Work required:
Only a number is wanted: how many lines in the listing contain the word "римский"?

Stored records:

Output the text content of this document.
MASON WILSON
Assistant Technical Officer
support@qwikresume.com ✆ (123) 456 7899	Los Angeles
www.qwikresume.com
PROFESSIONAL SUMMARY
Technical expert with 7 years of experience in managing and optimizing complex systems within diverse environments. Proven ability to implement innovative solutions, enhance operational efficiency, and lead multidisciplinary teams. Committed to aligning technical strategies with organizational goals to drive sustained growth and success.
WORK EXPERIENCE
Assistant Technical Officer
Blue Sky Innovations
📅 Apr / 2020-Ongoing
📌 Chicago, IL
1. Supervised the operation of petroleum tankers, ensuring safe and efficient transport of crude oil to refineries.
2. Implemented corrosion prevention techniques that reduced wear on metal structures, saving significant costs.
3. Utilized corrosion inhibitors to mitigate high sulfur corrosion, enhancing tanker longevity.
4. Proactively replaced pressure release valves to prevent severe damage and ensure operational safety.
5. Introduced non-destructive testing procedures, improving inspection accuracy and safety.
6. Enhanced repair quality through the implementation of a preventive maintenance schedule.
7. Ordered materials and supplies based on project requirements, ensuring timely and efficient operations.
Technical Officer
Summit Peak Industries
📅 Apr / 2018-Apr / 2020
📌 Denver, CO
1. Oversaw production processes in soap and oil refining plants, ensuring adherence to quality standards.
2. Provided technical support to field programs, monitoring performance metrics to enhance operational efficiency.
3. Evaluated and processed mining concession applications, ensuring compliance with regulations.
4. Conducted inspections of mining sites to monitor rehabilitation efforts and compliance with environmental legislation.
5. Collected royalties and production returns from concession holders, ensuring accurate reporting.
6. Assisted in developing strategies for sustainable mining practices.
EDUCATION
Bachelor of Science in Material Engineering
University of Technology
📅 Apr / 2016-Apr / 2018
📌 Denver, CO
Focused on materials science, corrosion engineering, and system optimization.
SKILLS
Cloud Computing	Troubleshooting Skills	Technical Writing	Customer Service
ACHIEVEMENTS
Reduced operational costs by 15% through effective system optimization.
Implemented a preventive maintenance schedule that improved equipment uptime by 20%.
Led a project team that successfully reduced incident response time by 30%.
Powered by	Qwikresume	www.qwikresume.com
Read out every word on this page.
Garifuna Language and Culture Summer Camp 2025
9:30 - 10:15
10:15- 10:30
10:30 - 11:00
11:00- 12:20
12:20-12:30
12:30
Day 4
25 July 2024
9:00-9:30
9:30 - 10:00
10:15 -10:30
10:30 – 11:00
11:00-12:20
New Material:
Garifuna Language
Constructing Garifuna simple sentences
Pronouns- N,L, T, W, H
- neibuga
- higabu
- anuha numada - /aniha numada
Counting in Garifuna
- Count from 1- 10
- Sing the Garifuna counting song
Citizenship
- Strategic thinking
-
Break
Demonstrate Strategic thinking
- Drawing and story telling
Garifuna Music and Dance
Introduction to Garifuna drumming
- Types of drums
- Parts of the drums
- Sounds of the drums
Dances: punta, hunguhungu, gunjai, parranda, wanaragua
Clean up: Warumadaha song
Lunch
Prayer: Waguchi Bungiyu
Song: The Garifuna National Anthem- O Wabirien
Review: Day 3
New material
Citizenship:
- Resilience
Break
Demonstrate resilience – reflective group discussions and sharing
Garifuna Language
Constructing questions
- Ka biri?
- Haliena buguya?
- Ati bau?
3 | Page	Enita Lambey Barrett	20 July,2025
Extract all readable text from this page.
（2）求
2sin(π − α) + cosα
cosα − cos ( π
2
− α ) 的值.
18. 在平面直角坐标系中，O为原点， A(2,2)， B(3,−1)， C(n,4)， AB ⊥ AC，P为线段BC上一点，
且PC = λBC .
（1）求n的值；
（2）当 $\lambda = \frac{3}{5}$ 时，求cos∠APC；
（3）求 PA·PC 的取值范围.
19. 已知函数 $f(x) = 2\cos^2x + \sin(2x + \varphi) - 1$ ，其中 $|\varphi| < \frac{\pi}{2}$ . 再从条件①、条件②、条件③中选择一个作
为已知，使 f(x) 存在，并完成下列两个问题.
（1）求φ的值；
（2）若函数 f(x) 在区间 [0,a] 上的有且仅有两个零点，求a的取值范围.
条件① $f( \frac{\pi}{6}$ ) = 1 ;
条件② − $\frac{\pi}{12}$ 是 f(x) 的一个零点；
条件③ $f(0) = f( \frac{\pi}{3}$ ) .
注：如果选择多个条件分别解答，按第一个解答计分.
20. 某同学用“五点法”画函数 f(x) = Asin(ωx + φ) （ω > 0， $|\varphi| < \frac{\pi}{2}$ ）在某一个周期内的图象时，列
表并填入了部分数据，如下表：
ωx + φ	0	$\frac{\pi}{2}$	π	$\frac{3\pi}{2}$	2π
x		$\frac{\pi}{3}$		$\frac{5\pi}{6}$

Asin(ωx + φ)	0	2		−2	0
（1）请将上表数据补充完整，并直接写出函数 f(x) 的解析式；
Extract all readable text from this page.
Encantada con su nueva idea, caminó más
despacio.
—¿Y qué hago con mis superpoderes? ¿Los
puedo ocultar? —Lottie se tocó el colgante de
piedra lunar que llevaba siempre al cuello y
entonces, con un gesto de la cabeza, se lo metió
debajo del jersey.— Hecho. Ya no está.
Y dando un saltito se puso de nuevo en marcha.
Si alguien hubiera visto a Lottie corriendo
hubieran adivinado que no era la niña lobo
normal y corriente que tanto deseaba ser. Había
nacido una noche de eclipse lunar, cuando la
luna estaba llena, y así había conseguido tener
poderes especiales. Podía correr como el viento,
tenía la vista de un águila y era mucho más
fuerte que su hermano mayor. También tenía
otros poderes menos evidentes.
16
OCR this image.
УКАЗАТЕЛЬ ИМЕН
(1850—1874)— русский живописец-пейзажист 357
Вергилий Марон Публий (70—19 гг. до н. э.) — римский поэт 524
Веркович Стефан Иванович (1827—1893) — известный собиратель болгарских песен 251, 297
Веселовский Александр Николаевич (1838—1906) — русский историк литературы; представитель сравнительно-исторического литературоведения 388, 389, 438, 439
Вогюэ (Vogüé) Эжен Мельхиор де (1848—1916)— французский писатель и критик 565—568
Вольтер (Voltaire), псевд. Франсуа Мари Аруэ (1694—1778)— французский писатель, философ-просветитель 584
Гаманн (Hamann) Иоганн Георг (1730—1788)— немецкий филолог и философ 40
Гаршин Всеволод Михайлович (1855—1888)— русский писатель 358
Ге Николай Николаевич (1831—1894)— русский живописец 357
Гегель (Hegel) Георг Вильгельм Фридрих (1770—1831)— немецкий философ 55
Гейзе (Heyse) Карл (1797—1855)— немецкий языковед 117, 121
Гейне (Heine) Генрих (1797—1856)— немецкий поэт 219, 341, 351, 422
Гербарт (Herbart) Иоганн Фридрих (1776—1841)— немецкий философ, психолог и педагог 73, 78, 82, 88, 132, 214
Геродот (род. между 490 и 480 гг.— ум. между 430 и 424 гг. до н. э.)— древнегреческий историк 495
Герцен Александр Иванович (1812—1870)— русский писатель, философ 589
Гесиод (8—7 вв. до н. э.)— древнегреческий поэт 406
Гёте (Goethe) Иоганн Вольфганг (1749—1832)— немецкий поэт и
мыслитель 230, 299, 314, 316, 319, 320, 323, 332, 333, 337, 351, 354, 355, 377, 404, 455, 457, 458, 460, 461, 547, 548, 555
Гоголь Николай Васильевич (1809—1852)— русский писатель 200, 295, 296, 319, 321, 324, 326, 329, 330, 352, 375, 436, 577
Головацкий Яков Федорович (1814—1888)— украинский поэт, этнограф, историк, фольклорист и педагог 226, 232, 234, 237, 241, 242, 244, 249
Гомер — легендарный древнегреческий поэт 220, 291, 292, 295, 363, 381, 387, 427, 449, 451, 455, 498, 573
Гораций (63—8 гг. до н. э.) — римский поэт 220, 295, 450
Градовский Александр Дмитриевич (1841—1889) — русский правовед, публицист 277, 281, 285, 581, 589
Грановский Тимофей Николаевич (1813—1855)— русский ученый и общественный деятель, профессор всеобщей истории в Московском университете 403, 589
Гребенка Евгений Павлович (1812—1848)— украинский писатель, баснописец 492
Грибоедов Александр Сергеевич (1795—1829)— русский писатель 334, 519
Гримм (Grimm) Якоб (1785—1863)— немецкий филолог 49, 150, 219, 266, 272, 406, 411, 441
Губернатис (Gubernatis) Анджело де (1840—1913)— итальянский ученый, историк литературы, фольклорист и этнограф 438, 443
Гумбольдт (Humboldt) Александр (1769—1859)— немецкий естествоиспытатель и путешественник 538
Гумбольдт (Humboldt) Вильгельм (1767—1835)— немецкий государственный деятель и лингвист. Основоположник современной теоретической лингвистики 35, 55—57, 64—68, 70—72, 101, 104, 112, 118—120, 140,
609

Written response:
2